What follows is a listing; give it again exactly, in its entirety.

#### INPUT FOR THIS TASK ####

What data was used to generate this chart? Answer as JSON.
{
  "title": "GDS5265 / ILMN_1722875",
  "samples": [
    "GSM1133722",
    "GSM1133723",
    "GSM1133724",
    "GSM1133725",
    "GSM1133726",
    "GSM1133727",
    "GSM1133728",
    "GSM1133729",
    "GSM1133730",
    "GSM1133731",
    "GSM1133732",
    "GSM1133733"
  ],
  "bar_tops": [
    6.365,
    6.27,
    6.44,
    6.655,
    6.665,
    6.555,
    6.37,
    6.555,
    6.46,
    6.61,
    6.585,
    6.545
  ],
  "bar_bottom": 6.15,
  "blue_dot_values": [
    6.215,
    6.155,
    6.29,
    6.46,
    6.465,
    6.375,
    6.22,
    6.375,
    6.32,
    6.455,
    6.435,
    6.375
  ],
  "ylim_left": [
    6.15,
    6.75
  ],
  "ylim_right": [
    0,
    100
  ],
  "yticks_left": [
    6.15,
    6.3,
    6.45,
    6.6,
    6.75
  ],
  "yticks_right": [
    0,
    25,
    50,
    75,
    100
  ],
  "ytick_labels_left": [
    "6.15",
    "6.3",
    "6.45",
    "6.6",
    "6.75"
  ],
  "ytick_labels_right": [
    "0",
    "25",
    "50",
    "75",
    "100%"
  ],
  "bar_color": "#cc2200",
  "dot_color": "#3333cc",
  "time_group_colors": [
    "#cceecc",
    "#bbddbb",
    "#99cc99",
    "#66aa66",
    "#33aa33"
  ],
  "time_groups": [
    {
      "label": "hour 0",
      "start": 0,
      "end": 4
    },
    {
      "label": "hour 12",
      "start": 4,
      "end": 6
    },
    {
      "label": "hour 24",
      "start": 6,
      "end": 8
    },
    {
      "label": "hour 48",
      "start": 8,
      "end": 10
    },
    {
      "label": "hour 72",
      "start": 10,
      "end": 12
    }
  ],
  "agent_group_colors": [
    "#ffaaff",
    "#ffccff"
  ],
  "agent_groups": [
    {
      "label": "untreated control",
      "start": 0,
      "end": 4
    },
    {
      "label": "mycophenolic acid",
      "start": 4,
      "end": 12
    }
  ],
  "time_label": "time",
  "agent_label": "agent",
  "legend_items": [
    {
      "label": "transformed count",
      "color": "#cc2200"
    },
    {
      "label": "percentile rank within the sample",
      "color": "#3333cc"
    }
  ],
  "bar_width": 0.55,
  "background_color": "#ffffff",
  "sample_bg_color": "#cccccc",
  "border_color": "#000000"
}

####

## RESULT BELOW
What data was used to generate this chart? Answer as JSON.
{
  "title": "GDS5265 / ILMN_1722875",
  "samples": [
    "GSM1133722",
    "GSM1133723",
    "GSM1133724",
    "GSM1133725",
    "GSM1133726",
    "GSM1133727",
    "GSM1133728",
    "GSM1133729",
    "GSM1133730",
    "GSM1133731",
    "GSM1133732",
    "GSM1133733"
  ],
  "bar_tops": [
    6.365,
    6.27,
    6.44,
    6.655,
    6.665,
    6.555,
    6.37,
    6.555,
    6.46,
    6.61,
    6.585,
    6.545
  ],
  "bar_bottom": 6.15,
  "blue_dot_values": [
    6.215,
    6.155,
    6.29,
    6.46,
    6.465,
    6.375,
    6.22,
    6.375,
    6.32,
    6.455,
    6.435,
    6.375
  ],
  "ylim_left": [
    6.15,
    6.75
  ],
  "ylim_right": [
    0,
    100
  ],
  "yticks_left": [
    6.15,
    6.3,
    6.45,
    6.6,
    6.75
  ],
  "yticks_right": [
    0,
    25,
    50,
    75,
    100
  ],
  "ytick_labels_left": [
    "6.15",
    "6.3",
    "6.45",
    "6.6",
    "6.75"
  ],
  "ytick_labels_right": [
    "0",
    "25",
    "50",
    "75",
    "100%"
  ],
  "bar_color": "#cc2200",
  "dot_color": "#3333cc",
  "time_group_colors": [
    "#cceecc",
    "#bbddbb",
    "#99cc99",
    "#66aa66",
    "#33aa33"
  ],
  "time_groups": [
    {
      "label": "hour 0",
      "start": 0,
      "end": 4
    },
    {
      "label": "hour 12",
      "start": 4,
      "end": 6
    },
    {
      "label": "hour 24",
      "start": 6,
      "end": 8
    },
    {
      "label": "hour 48",
      "start": 8,
      "end": 10
    },
    {
      "label": "hour 72",
      "start": 10,
      "end": 12
    }
  ],
  "agent_group_colors": [
    "#ffaaff",
    "#ffccff"
  ],
  "agent_groups": [
    {
      "label": "untreated control",
      "start": 0,
      "end": 4
    },
    {
      "label": "mycophenolic acid",
      "start": 4,
      "end": 12
    }
  ],
  "time_label": "time",
  "agent_label": "agent",
  "legend_items": [
    {
      "label": "transformed count",
      "color": "#cc2200"
    },
    {
      "label": "percentile rank within the sample",
      "color": "#3333cc"
    }
  ],
  "bar_width": 0.55,
  "background_color": "#ffffff",
  "sample_bg_color": "#cccccc",
  "border_color": "#000000"
}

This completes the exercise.